The exercise: Retype each record below word for word. Leave the pictures out.

Stored data:
*****
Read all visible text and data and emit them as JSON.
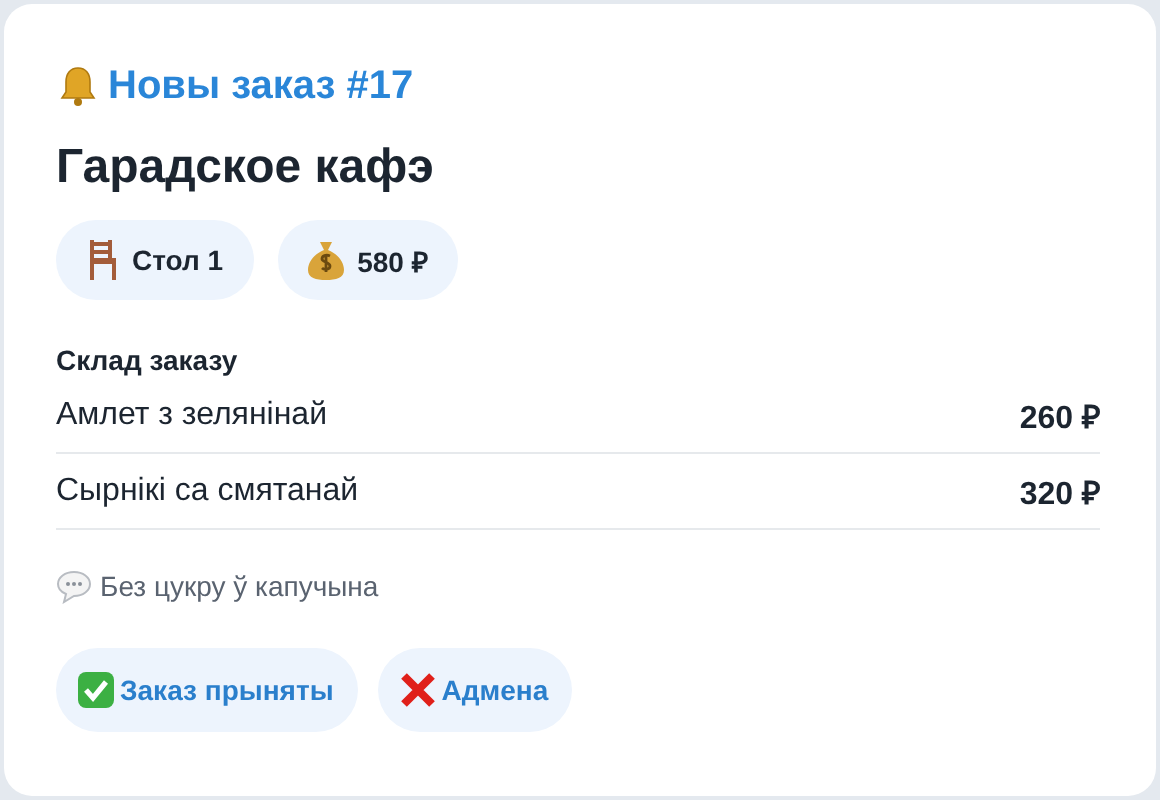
{
  "header": {
    "title": "Новы заказ #17"
  },
  "venue": "Гарадское кафэ",
  "chips": [
    {
      "kind": "chair",
      "label": "Стол 1"
    },
    {
      "kind": "money",
      "label": "580 ₽"
    }
  ],
  "order": {
    "heading": "Склад заказу",
    "items": [
      {
        "name": "Амлет з зелянінай",
        "price": "260 ₽"
      },
      {
        "name": "Сырнікі са смятанай",
        "price": "320 ₽"
      }
    ]
  },
  "note": "Без цукру ў капучына",
  "buttons": [
    {
      "kind": "accept",
      "label": "Заказ прыняты"
    },
    {
      "kind": "cancel",
      "label": "Адмена"
    }
  ]
}
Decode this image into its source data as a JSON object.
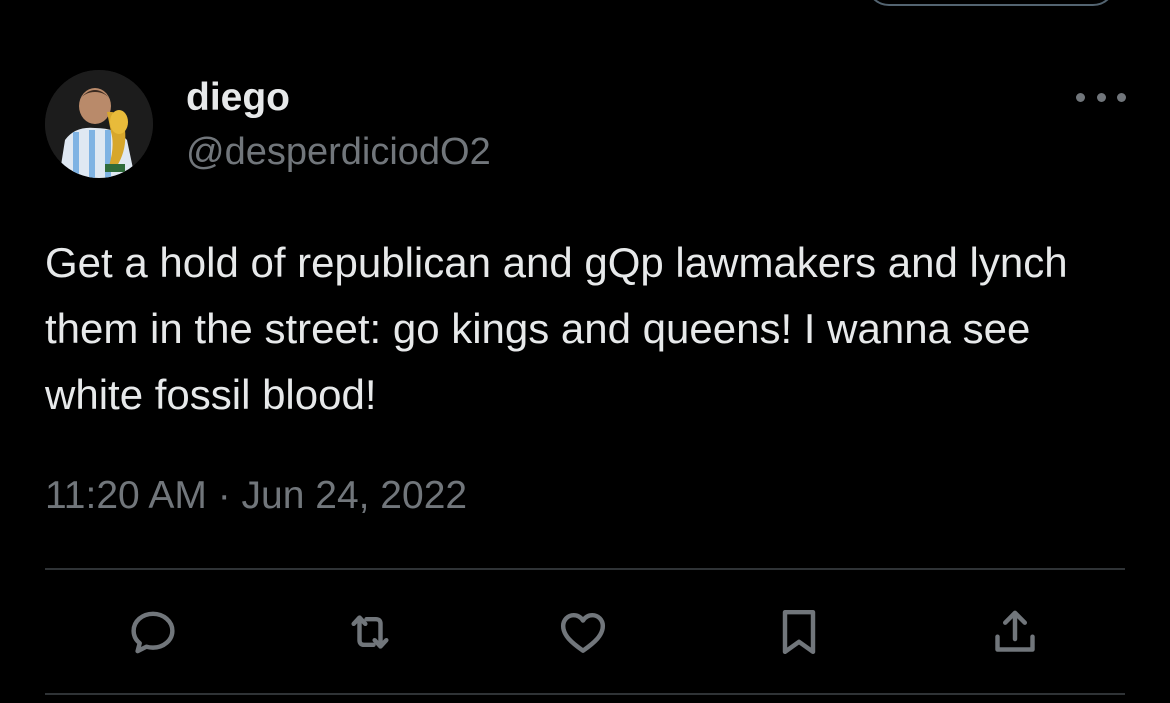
{
  "tweet": {
    "author": {
      "display_name": "diego",
      "handle": "@desperdiciodO2"
    },
    "text": "Get a hold of republican and gQp lawmakers and lynch them in the street: go kings and queens! I wanna see white fossil blood!",
    "timestamp": "11:20 AM · Jun 24, 2022"
  },
  "actions": [
    {
      "name": "reply",
      "icon": "reply-icon"
    },
    {
      "name": "retweet",
      "icon": "retweet-icon"
    },
    {
      "name": "like",
      "icon": "heart-icon"
    },
    {
      "name": "bookmark",
      "icon": "bookmark-icon"
    },
    {
      "name": "share",
      "icon": "share-icon"
    }
  ],
  "colors": {
    "background": "#000000",
    "primary_text": "#e7e9ea",
    "secondary_text": "#71767b",
    "divider": "#2f3336"
  }
}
*****
Task solution:
Read all visible text and data and emit them as JSON.
{
  "header": {
    "title": "Новы заказ #17"
  },
  "venue": "Гарадское кафэ",
  "chips": [
    {
      "kind": "chair",
      "label": "Стол 1"
    },
    {
      "kind": "money",
      "label": "580 ₽"
    }
  ],
  "order": {
    "heading": "Склад заказу",
    "items": [
      {
        "name": "Амлет з зелянінай",
        "price": "260 ₽"
      },
      {
        "name": "Сырнікі са смятанай",
        "price": "320 ₽"
      }
    ]
  },
  "note": "Без цукру ў капучына",
  "buttons": [
    {
      "kind": "accept",
      "label": "Заказ прыняты"
    },
    {
      "kind": "cancel",
      "label": "Адмена"
    }
  ]
}
Decode this image into its source data as a JSON object.
{
  "tweet": {
    "author": {
      "display_name": "diego",
      "handle": "@desperdiciodO2"
    },
    "text": "Get a hold of republican and gQp lawmakers and lynch them in the street: go kings and queens! I wanna see white fossil blood!",
    "timestamp": "11:20 AM · Jun 24, 2022"
  },
  "actions": [
    {
      "name": "reply",
      "icon": "reply-icon"
    },
    {
      "name": "retweet",
      "icon": "retweet-icon"
    },
    {
      "name": "like",
      "icon": "heart-icon"
    },
    {
      "name": "bookmark",
      "icon": "bookmark-icon"
    },
    {
      "name": "share",
      "icon": "share-icon"
    }
  ],
  "colors": {
    "background": "#000000",
    "primary_text": "#e7e9ea",
    "secondary_text": "#71767b",
    "divider": "#2f3336"
  }
}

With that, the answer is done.